What you are asked to do: Extract the full set of records that follows, word for word.

Collected data:
*-*-*
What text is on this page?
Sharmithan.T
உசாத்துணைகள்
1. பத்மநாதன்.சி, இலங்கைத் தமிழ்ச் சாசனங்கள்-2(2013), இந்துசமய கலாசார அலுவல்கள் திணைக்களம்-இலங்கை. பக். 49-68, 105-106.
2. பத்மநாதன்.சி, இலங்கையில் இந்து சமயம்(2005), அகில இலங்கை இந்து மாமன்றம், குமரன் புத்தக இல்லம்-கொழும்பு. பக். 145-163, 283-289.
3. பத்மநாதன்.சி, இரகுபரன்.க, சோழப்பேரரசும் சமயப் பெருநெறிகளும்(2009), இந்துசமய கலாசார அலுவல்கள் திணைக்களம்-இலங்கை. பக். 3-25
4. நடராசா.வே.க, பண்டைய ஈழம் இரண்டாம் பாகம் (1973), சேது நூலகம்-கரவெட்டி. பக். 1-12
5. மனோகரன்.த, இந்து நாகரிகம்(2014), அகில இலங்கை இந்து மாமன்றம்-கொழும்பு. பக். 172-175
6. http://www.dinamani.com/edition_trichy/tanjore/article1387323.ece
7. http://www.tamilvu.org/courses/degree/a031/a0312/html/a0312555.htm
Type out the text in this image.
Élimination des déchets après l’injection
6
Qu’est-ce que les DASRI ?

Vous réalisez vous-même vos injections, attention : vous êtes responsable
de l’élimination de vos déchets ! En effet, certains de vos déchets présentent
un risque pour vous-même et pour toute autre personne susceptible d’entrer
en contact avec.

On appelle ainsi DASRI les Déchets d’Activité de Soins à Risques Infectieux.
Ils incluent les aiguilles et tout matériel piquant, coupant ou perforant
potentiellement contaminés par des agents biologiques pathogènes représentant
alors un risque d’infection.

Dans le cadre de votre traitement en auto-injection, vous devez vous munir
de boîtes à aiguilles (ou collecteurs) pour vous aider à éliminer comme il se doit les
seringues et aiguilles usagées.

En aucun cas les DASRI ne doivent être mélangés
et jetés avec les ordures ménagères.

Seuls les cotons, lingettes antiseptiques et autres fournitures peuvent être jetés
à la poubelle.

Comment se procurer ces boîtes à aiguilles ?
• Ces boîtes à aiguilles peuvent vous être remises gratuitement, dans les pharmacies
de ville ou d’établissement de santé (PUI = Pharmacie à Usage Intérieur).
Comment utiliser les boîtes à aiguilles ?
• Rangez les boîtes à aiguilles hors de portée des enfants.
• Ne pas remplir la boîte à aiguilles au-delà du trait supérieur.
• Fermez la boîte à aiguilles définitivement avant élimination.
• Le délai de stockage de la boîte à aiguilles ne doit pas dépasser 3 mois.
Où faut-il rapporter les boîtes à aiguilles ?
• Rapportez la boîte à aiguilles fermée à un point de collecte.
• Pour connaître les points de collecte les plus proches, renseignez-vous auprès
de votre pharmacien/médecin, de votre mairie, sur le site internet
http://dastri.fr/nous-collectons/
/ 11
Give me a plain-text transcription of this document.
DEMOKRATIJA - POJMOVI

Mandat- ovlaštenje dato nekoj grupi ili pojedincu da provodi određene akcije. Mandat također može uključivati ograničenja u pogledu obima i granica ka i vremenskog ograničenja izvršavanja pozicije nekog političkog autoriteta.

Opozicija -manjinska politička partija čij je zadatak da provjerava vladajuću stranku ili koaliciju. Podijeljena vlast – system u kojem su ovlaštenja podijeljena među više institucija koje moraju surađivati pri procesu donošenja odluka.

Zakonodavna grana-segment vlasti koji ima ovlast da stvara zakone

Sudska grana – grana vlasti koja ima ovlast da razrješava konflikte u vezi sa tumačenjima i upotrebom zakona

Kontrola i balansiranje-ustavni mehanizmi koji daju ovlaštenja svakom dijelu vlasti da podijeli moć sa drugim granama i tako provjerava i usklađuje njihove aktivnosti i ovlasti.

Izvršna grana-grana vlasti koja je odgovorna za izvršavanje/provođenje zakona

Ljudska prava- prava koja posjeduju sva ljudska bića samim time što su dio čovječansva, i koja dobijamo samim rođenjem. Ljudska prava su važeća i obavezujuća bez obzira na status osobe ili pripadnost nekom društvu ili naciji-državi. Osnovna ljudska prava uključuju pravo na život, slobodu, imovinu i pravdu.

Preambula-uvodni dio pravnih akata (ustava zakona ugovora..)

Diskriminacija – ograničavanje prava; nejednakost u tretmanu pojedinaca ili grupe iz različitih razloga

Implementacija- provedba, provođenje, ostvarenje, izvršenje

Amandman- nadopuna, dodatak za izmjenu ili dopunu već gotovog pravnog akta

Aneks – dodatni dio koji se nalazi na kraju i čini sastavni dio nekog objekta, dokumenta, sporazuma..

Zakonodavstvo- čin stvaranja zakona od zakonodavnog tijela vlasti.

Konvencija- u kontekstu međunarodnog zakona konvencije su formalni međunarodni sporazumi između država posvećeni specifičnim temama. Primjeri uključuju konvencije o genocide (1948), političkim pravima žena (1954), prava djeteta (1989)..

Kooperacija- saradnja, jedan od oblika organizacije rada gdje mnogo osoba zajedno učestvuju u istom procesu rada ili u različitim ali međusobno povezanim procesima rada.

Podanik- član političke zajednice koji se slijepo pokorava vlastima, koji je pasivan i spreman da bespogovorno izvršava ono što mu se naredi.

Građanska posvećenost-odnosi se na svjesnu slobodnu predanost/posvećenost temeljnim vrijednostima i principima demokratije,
*-*-*
Full answer:
What text is on this page?
Sharmithan.T
உசாத்துணைகள்
1. பத்மநாதன்.சி, இலங்கைத் தமிழ்ச் சாசனங்கள்-2(2013), இந்துசமய கலாசார அலுவல்கள் திணைக்களம்-இலங்கை. பக். 49-68, 105-106.
2. பத்மநாதன்.சி, இலங்கையில் இந்து சமயம்(2005), அகில இலங்கை இந்து மாமன்றம், குமரன் புத்தக இல்லம்-கொழும்பு. பக். 145-163, 283-289.
3. பத்மநாதன்.சி, இரகுபரன்.க, சோழப்பேரரசும் சமயப் பெருநெறிகளும்(2009), இந்துசமய கலாசார அலுவல்கள் திணைக்களம்-இலங்கை. பக். 3-25
4. நடராசா.வே.க, பண்டைய ஈழம் இரண்டாம் பாகம் (1973), சேது நூலகம்-கரவெட்டி. பக். 1-12
5. மனோகரன்.த, இந்து நாகரிகம்(2014), அகில இலங்கை இந்து மாமன்றம்-கொழும்பு. பக். 172-175
6. http://www.dinamani.com/edition_trichy/tanjore/article1387323.ece
7. http://www.tamilvu.org/courses/degree/a031/a0312/html/a0312555.htm
Type out the text in this image.
Élimination des déchets après l’injection
6
Qu’est-ce que les DASRI ?

Vous réalisez vous-même vos injections, attention : vous êtes responsable
de l’élimination de vos déchets ! En effet, certains de vos déchets présentent
un risque pour vous-même et pour toute autre personne susceptible d’entrer
en contact avec.

On appelle ainsi DASRI les Déchets d’Activité de Soins à Risques Infectieux.
Ils incluent les aiguilles et tout matériel piquant, coupant ou perforant
potentiellement contaminés par des agents biologiques pathogènes représentant
alors un risque d’infection.

Dans le cadre de votre traitement en auto-injection, vous devez vous munir
de boîtes à aiguilles (ou collecteurs) pour vous aider à éliminer comme il se doit les
seringues et aiguilles usagées.

En aucun cas les DASRI ne doivent être mélangés
et jetés avec les ordures ménagères.

Seuls les cotons, lingettes antiseptiques et autres fournitures peuvent être jetés
à la poubelle.

Comment se procurer ces boîtes à aiguilles ?
• Ces boîtes à aiguilles peuvent vous être remises gratuitement, dans les pharmacies
de ville ou d’établissement de santé (PUI = Pharmacie à Usage Intérieur).
Comment utiliser les boîtes à aiguilles ?
• Rangez les boîtes à aiguilles hors de portée des enfants.
• Ne pas remplir la boîte à aiguilles au-delà du trait supérieur.
• Fermez la boîte à aiguilles définitivement avant élimination.
• Le délai de stockage de la boîte à aiguilles ne doit pas dépasser 3 mois.
Où faut-il rapporter les boîtes à aiguilles ?
• Rapportez la boîte à aiguilles fermée à un point de collecte.
• Pour connaître les points de collecte les plus proches, renseignez-vous auprès
de votre pharmacien/médecin, de votre mairie, sur le site internet
http://dastri.fr/nous-collectons/
/ 11
Give me a plain-text transcription of this document.
DEMOKRATIJA - POJMOVI

Mandat- ovlaštenje dato nekoj grupi ili pojedincu da provodi određene akcije. Mandat također može uključivati ograničenja u pogledu obima i granica ka i vremenskog ograničenja izvršavanja pozicije nekog političkog autoriteta.

Opozicija -manjinska politička partija čij je zadatak da provjerava vladajuću stranku ili koaliciju. Podijeljena vlast – system u kojem su ovlaštenja podijeljena među više institucija koje moraju surađivati pri procesu donošenja odluka.

Zakonodavna grana-segment vlasti koji ima ovlast da stvara zakone

Sudska grana – grana vlasti koja ima ovlast da razrješava konflikte u vezi sa tumačenjima i upotrebom zakona

Kontrola i balansiranje-ustavni mehanizmi koji daju ovlaštenja svakom dijelu vlasti da podijeli moć sa drugim granama i tako provjerava i usklađuje njihove aktivnosti i ovlasti.

Izvršna grana-grana vlasti koja je odgovorna za izvršavanje/provođenje zakona

Ljudska prava- prava koja posjeduju sva ljudska bića samim time što su dio čovječansva, i koja dobijamo samim rođenjem. Ljudska prava su važeća i obavezujuća bez obzira na status osobe ili pripadnost nekom društvu ili naciji-državi. Osnovna ljudska prava uključuju pravo na život, slobodu, imovinu i pravdu.

Preambula-uvodni dio pravnih akata (ustava zakona ugovora..)

Diskriminacija – ograničavanje prava; nejednakost u tretmanu pojedinaca ili grupe iz različitih razloga

Implementacija- provedba, provođenje, ostvarenje, izvršenje

Amandman- nadopuna, dodatak za izmjenu ili dopunu već gotovog pravnog akta

Aneks – dodatni dio koji se nalazi na kraju i čini sastavni dio nekog objekta, dokumenta, sporazuma..

Zakonodavstvo- čin stvaranja zakona od zakonodavnog tijela vlasti.

Konvencija- u kontekstu međunarodnog zakona konvencije su formalni međunarodni sporazumi između država posvećeni specifičnim temama. Primjeri uključuju konvencije o genocide (1948), političkim pravima žena (1954), prava djeteta (1989)..

Kooperacija- saradnja, jedan od oblika organizacije rada gdje mnogo osoba zajedno učestvuju u istom procesu rada ili u različitim ali međusobno povezanim procesima rada.

Podanik- član političke zajednice koji se slijepo pokorava vlastima, koji je pasivan i spreman da bespogovorno izvršava ono što mu se naredi.

Građanska posvećenost-odnosi se na svjesnu slobodnu predanost/posvećenost temeljnim vrijednostima i principima demokratije,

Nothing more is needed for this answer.